**Task objective**
Copy out all the lines in the records that include the word "properties".

======== Record set ========

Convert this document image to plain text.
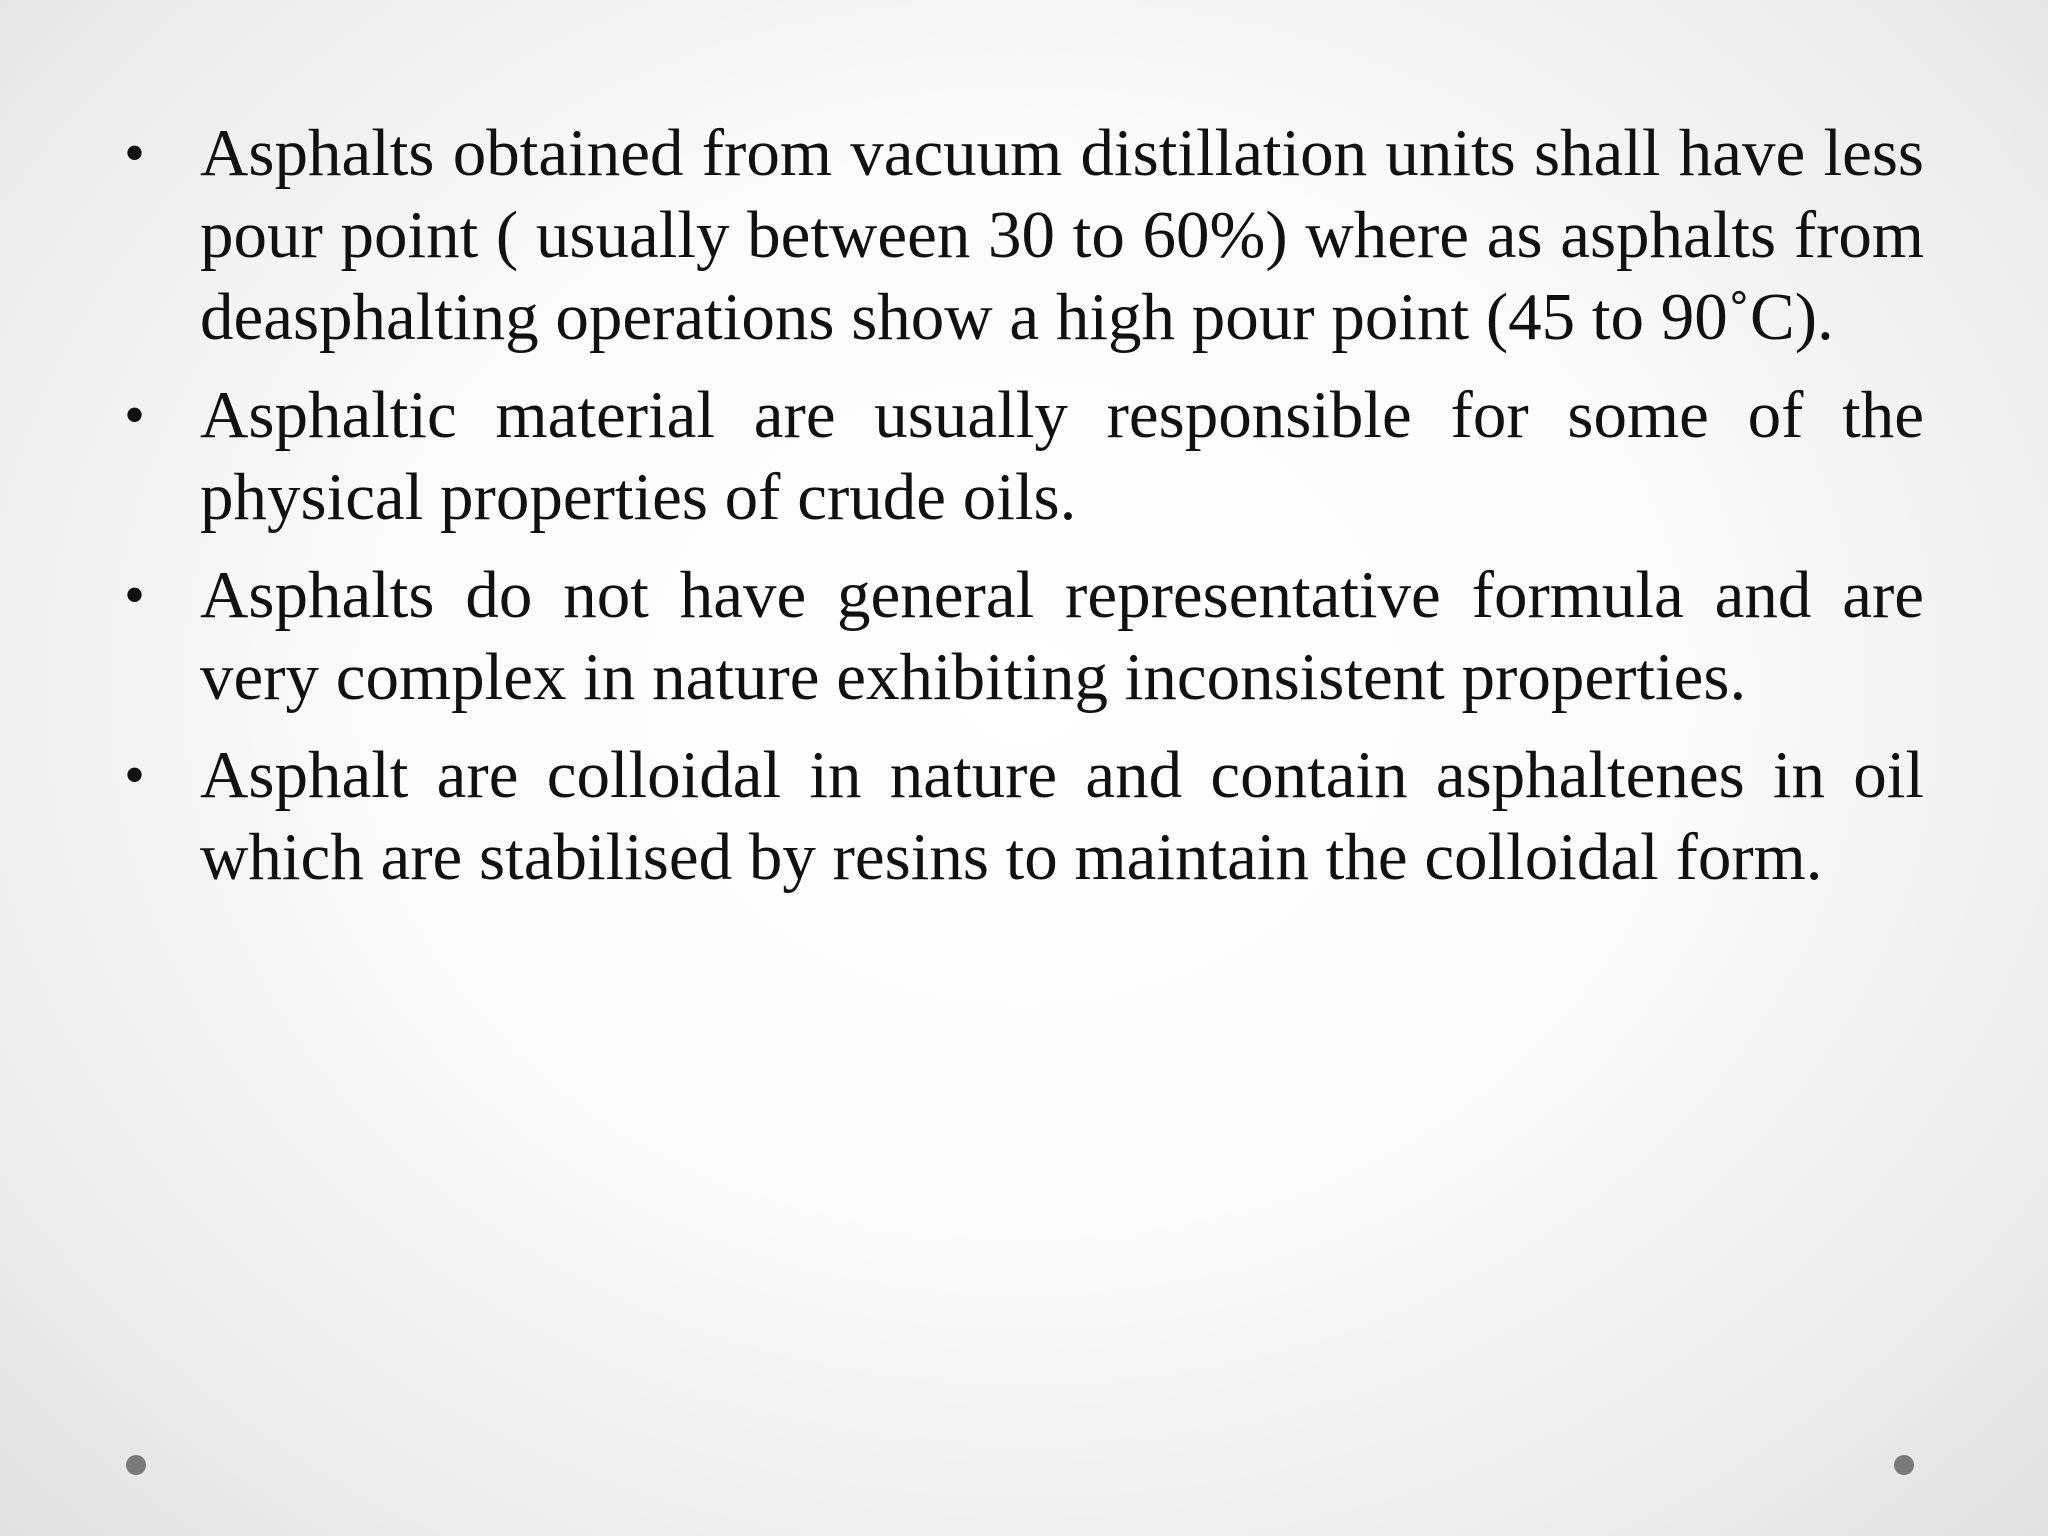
• Asphalts obtained from vacuum distillation units shall have less pour point ( usually between 30 to 60%) where as asphalts from deasphalting operations show a high pour point (45 to 90˚C).
• Asphaltic material are usually responsible for some of the physical properties of crude oils.
• Asphalts do not have general representative formula and are very complex in nature exhibiting inconsistent properties.
• Asphalt are colloidal in nature and contain asphaltenes in oil which are stabilised by resins to maintain the colloidal form.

========

**Reply**
• Asphaltic material are usually responsible for some of the physical properties of crude oils.
• Asphalts do not have general representative formula and are very complex in nature exhibiting inconsistent properties.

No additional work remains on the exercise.